▶ [GOAL OF THE EXERCISE] All the records that follow need to be reproduced exactly. Omit the images.

▶ [PROVIDED DATA]
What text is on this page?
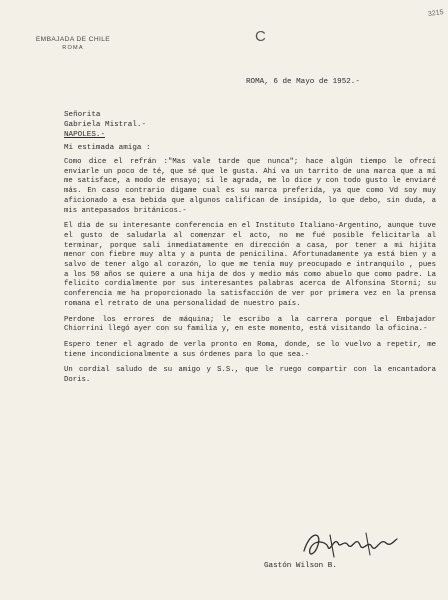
EMBAJADA DE CHILE
ROMA
C
3215
ROMA, 6 de Mayo de 1952.-
Señorita
Gabriela Mistral.-
NAPOLES.-
Mi estimada amiga :

Como dice el refrán :"Mas vale tarde que nunca"; hace algún tiempo le ofrecí enviarle un poco de té, que sé que le gusta. Ahí va un tarrito de una marca que a mí me satisface, a modo de ensayo; si le agrada, me lo dice y con todo gusto le enviaré más. En caso contrario dígame cual es su marca preferida, ya que como Vd soy muy aficionado a esa bebida que algunos califican de insípida, lo que debo, sin duda, a mis antepasados británicos.-

El día de su interesante conferencia en el Instituto Italiano-Argentino, aunque tuve el gusto de saludarla al comenzar el acto, no me fué posible felicitarla al terminar, porque salí inmediatamente en dirección a casa, por tener a mi hijita menor con fiebre muy alta y a punta de penicilina. Afortunadamente ya está bien y a salvo de tener algo al corazón, lo que me tenía muy preocupado e intranquilo , pues a los 50 años se quiere a una hija de dos y medio más como abuelo que como padre. La felicito cordialmente por sus interesantes palabras acerca de Alfonsina Storni; su conferencia me ha proporcionado la satisfacción de ver por primera vez en la prensa romana el retrato de una personalidad de nuestro país.

Perdone los errores de máquina; le escribo a la carrera porque el Embajador Chiorrini llegó ayer con su familia y, en este momento, está visitando la oficina.-

Espero tener el agrado de verla pronto en Roma, donde, se lo vuelvo a repetir, me tiene incondicionalmente a sus órdenes para lo que sea.-

Un cordial saludo de su amigo y S.S., que le ruego compartir con la encantadora Doris.

Gastón Wilson B.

▶ [RESULT FOR THIS EXERCISE]
What text is on this page?
EMBAJADA DE CHILE
ROMA
C
3215
ROMA, 6 de Mayo de 1952.-
Señorita
Gabriela Mistral.-
NAPOLES.-
Mi estimada amiga :

Como dice el refrán :"Mas vale tarde que nunca"; hace algún tiempo le ofrecí enviarle un poco de té, que sé que le gusta. Ahí va un tarrito de una marca que a mí me satisface, a modo de ensayo; si le agrada, me lo dice y con todo gusto le enviaré más. En caso contrario dígame cual es su marca preferida, ya que como Vd soy muy aficionado a esa bebida que algunos califican de insípida, lo que debo, sin duda, a mis antepasados británicos.-

El día de su interesante conferencia en el Instituto Italiano-Argentino, aunque tuve el gusto de saludarla al comenzar el acto, no me fué posible felicitarla al terminar, porque salí inmediatamente en dirección a casa, por tener a mi hijita menor con fiebre muy alta y a punta de penicilina. Afortunadamente ya está bien y a salvo de tener algo al corazón, lo que me tenía muy preocupado e intranquilo , pues a los 50 años se quiere a una hija de dos y medio más como abuelo que como padre. La felicito cordialmente por sus interesantes palabras acerca de Alfonsina Storni; su conferencia me ha proporcionado la satisfacción de ver por primera vez en la prensa romana el retrato de una personalidad de nuestro país.

Perdone los errores de máquina; le escribo a la carrera porque el Embajador Chiorrini llegó ayer con su familia y, en este momento, está visitando la oficina.-

Espero tener el agrado de verla pronto en Roma, donde, se lo vuelvo a repetir, me tiene incondicionalmente a sus órdenes para lo que sea.-

Un cordial saludo de su amigo y S.S., que le ruego compartir con la encantadora Doris.

Gastón Wilson B.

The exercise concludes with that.